# Input start

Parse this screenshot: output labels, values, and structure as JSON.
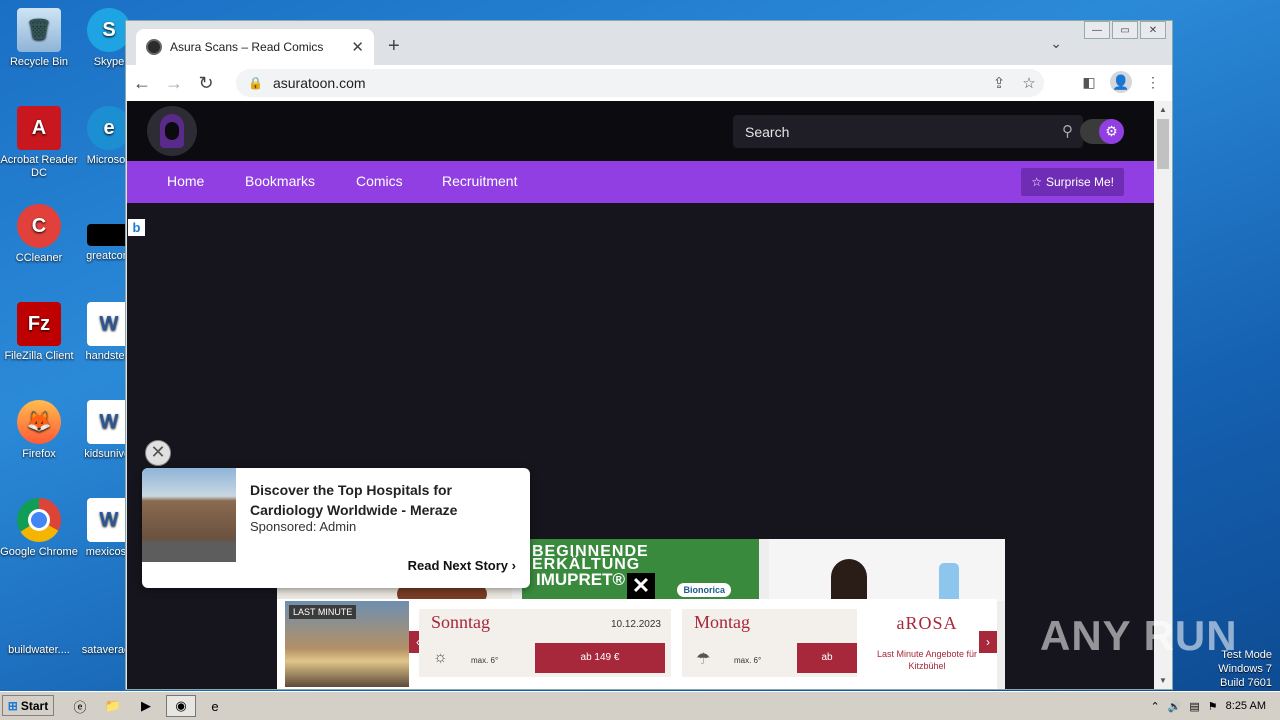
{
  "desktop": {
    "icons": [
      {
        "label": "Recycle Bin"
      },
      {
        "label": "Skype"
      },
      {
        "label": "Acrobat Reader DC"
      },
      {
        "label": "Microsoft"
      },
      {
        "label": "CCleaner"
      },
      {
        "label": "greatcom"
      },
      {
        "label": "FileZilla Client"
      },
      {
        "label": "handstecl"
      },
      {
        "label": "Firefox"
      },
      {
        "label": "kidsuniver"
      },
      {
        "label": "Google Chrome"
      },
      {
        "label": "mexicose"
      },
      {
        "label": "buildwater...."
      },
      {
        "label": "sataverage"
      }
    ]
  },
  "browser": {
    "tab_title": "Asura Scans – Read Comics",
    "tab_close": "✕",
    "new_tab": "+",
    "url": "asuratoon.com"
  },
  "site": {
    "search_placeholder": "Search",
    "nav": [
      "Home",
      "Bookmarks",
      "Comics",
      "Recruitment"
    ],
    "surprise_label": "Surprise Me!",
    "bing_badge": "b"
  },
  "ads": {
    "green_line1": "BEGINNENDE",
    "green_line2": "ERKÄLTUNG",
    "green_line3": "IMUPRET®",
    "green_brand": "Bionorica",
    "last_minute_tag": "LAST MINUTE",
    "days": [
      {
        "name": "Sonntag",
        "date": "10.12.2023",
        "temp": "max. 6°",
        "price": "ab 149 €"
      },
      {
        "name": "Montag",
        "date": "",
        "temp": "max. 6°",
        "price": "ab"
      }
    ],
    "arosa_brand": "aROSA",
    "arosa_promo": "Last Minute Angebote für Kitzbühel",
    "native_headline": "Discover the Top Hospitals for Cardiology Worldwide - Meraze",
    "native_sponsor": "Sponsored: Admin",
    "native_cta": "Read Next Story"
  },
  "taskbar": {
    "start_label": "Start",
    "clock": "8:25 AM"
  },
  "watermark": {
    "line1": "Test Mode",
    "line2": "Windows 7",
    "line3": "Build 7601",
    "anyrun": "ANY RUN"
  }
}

# Input end
# Input start

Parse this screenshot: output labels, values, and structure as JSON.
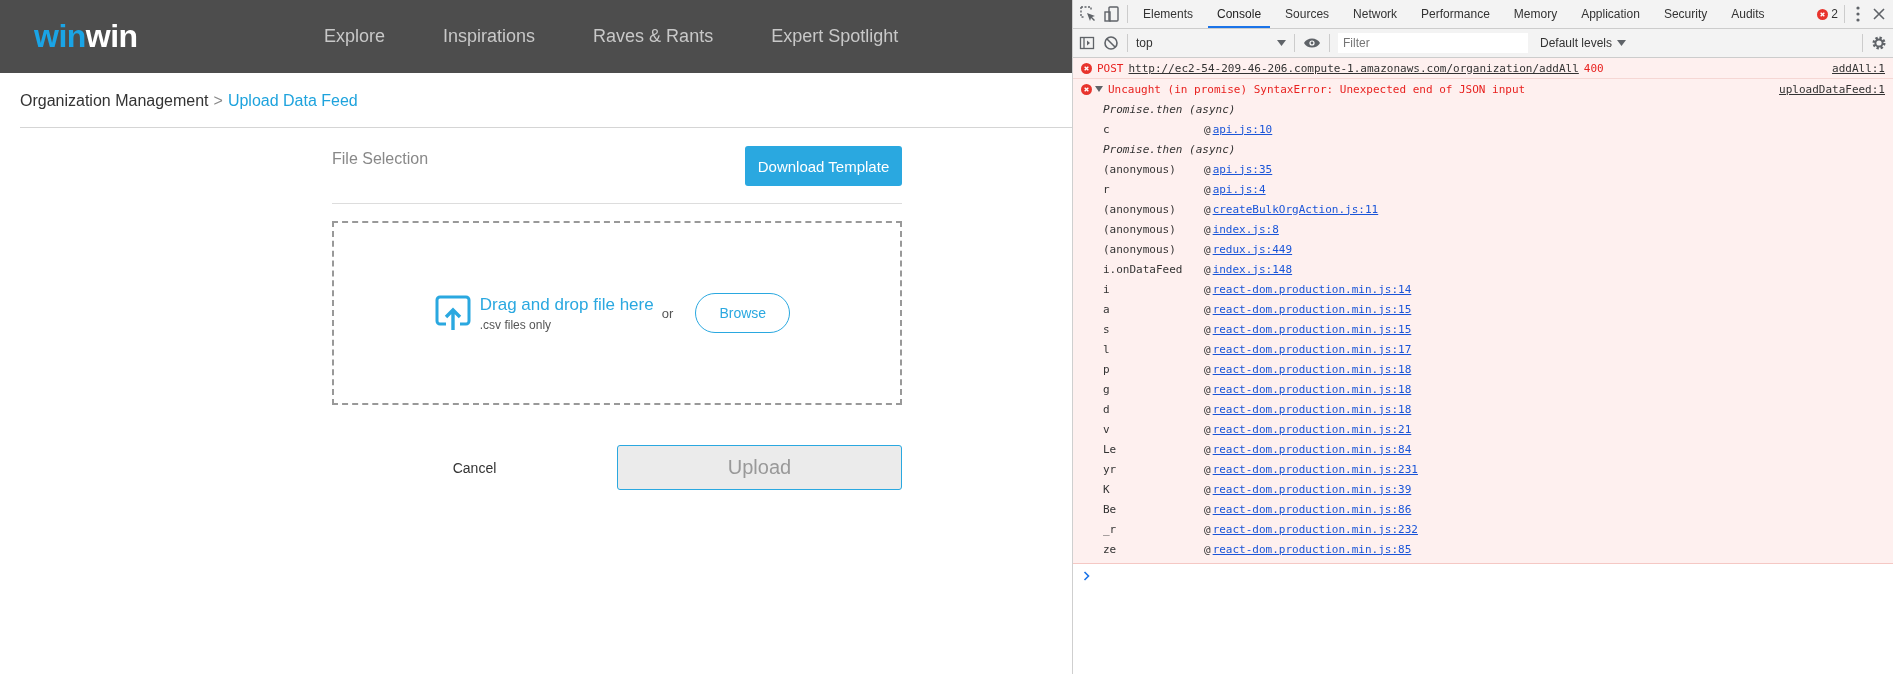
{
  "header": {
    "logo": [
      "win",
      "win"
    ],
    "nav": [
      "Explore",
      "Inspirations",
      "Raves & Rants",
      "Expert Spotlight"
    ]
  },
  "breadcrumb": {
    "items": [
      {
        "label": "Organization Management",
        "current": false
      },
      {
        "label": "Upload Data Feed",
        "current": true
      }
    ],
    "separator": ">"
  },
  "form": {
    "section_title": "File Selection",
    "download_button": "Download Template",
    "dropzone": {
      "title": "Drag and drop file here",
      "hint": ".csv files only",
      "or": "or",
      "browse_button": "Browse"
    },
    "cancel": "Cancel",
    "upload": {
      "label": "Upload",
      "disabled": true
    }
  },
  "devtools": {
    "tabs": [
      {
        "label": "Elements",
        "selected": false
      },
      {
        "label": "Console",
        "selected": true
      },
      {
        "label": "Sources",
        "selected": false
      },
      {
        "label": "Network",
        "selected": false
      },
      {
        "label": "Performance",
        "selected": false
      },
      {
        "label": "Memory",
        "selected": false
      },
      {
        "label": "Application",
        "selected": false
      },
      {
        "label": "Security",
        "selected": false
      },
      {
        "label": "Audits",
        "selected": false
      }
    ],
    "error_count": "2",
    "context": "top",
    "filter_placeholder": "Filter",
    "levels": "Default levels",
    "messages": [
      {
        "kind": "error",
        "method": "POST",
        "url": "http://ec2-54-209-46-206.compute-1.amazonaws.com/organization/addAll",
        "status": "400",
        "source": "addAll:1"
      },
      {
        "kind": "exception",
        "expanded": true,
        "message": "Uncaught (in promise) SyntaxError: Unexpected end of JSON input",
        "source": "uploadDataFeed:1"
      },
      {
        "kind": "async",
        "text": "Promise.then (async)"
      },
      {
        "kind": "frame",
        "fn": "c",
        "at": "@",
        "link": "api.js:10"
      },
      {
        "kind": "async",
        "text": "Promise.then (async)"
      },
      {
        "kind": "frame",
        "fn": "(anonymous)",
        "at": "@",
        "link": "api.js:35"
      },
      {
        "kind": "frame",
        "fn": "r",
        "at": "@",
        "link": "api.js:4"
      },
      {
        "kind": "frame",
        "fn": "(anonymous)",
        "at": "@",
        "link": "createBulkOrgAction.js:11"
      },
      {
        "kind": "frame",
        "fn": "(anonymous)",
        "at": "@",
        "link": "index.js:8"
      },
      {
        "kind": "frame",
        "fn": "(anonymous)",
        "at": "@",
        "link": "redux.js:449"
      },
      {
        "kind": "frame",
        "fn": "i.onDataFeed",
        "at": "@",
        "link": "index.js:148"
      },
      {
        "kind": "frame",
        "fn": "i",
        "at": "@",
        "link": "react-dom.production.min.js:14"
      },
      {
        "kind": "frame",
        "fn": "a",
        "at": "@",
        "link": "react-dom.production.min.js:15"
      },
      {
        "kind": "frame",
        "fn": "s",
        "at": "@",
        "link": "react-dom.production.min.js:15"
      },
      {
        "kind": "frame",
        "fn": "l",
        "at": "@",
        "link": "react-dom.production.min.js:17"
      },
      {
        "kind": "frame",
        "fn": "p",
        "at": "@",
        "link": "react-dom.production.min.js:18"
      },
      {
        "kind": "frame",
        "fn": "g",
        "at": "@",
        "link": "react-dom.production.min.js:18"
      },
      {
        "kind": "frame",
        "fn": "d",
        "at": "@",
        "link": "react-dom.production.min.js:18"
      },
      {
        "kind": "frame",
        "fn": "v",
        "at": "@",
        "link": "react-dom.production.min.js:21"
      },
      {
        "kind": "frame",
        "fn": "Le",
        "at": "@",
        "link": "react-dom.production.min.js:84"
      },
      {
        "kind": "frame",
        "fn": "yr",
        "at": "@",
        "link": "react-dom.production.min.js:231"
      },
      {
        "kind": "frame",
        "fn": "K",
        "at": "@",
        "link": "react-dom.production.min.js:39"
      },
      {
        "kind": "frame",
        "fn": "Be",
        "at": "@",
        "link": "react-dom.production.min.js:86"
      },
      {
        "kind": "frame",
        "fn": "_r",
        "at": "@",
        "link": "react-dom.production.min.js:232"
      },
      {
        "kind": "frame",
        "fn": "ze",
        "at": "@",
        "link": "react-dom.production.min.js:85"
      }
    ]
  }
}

# Input end
# Input start

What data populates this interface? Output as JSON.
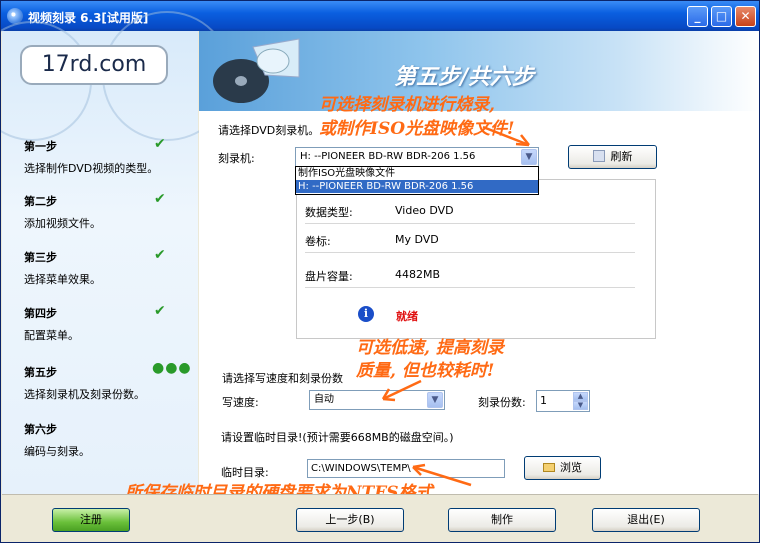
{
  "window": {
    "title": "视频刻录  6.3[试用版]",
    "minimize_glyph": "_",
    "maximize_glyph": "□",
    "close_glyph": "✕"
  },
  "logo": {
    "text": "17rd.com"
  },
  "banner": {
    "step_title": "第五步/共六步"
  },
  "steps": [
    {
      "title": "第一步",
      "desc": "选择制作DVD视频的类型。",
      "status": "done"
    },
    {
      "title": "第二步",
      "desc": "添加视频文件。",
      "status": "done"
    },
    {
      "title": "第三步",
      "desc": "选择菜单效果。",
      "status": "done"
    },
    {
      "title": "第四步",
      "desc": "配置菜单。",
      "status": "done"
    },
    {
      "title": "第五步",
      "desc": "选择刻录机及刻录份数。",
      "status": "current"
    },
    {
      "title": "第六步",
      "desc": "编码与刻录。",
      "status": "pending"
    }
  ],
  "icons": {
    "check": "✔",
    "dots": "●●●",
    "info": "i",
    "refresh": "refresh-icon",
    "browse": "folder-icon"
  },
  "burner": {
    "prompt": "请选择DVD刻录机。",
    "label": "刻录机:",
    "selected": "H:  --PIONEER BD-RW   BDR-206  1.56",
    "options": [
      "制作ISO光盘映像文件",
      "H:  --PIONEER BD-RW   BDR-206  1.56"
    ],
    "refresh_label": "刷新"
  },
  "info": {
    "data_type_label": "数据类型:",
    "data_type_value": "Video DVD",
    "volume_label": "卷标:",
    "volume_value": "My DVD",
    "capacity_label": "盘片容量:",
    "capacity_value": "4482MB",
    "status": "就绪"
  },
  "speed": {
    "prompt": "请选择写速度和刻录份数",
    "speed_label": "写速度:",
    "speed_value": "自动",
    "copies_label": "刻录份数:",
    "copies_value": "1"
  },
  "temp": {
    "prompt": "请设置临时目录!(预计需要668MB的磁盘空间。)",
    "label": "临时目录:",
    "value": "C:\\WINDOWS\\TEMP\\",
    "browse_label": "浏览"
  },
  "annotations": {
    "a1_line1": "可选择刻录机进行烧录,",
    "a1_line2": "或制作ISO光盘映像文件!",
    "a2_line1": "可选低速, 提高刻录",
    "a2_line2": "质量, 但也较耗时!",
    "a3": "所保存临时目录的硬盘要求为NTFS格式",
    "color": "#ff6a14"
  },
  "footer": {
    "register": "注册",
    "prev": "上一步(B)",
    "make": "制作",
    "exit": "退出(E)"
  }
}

# Input end

Short exercise.
Look through the records and gather every line containing "Comics".

Reply.
    "tab_title": "Asura Scans – Read Comics",
      "Comics",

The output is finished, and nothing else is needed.